- _What you will do_:
Identify each line holding the string "time" and copy it.
--- Begin Raw records ---
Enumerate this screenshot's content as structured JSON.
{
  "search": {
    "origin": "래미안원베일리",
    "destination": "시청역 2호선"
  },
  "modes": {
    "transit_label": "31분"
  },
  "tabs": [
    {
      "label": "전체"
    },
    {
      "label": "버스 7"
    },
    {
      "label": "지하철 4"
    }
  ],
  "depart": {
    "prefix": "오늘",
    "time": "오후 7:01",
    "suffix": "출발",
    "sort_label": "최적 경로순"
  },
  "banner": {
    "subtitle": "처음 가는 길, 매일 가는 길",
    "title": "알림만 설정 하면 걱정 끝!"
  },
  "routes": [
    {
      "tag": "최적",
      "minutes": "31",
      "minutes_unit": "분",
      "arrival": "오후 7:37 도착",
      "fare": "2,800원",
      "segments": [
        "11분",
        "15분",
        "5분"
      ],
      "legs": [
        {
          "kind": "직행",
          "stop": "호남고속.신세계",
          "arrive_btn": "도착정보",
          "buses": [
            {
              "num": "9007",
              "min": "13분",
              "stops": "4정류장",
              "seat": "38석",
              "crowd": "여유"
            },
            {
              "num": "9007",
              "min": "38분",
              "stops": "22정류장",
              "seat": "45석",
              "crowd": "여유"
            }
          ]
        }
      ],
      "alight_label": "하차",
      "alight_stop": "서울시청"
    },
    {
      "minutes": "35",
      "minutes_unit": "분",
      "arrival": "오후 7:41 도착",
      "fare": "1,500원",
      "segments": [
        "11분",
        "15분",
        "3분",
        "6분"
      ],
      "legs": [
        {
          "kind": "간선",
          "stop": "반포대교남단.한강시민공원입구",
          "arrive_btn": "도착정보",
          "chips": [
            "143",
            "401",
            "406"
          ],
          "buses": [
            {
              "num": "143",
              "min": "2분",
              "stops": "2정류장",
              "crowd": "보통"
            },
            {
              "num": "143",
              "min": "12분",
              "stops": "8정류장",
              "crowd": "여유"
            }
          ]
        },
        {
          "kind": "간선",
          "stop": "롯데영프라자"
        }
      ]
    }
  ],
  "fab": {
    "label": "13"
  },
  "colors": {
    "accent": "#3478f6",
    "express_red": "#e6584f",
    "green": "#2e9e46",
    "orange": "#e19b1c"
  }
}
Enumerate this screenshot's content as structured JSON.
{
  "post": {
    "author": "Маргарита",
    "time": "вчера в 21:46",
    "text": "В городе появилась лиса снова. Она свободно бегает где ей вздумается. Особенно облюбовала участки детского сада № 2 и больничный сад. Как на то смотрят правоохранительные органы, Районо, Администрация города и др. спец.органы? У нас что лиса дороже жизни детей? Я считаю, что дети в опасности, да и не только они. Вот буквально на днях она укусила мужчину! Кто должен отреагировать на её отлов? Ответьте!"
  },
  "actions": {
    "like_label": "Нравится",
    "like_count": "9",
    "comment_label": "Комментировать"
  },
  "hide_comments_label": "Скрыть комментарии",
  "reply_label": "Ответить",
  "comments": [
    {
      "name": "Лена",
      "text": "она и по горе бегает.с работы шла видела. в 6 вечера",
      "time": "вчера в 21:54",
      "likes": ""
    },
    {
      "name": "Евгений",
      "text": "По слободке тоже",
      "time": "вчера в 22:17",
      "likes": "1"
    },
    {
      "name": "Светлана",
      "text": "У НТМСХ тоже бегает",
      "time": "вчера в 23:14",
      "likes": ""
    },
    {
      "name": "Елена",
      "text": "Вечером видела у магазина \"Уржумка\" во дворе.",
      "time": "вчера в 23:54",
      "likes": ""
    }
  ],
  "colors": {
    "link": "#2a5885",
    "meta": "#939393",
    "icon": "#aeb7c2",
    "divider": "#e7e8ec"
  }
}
--- End Raw records ---
- _Full solution_:
    "time": "오후 7:01",
    "time": "вчера в 21:46",
      "time": "вчера в 21:54",
      "time": "вчера в 22:17",
      "time": "вчера в 23:14",
      "time": "вчера в 23:54",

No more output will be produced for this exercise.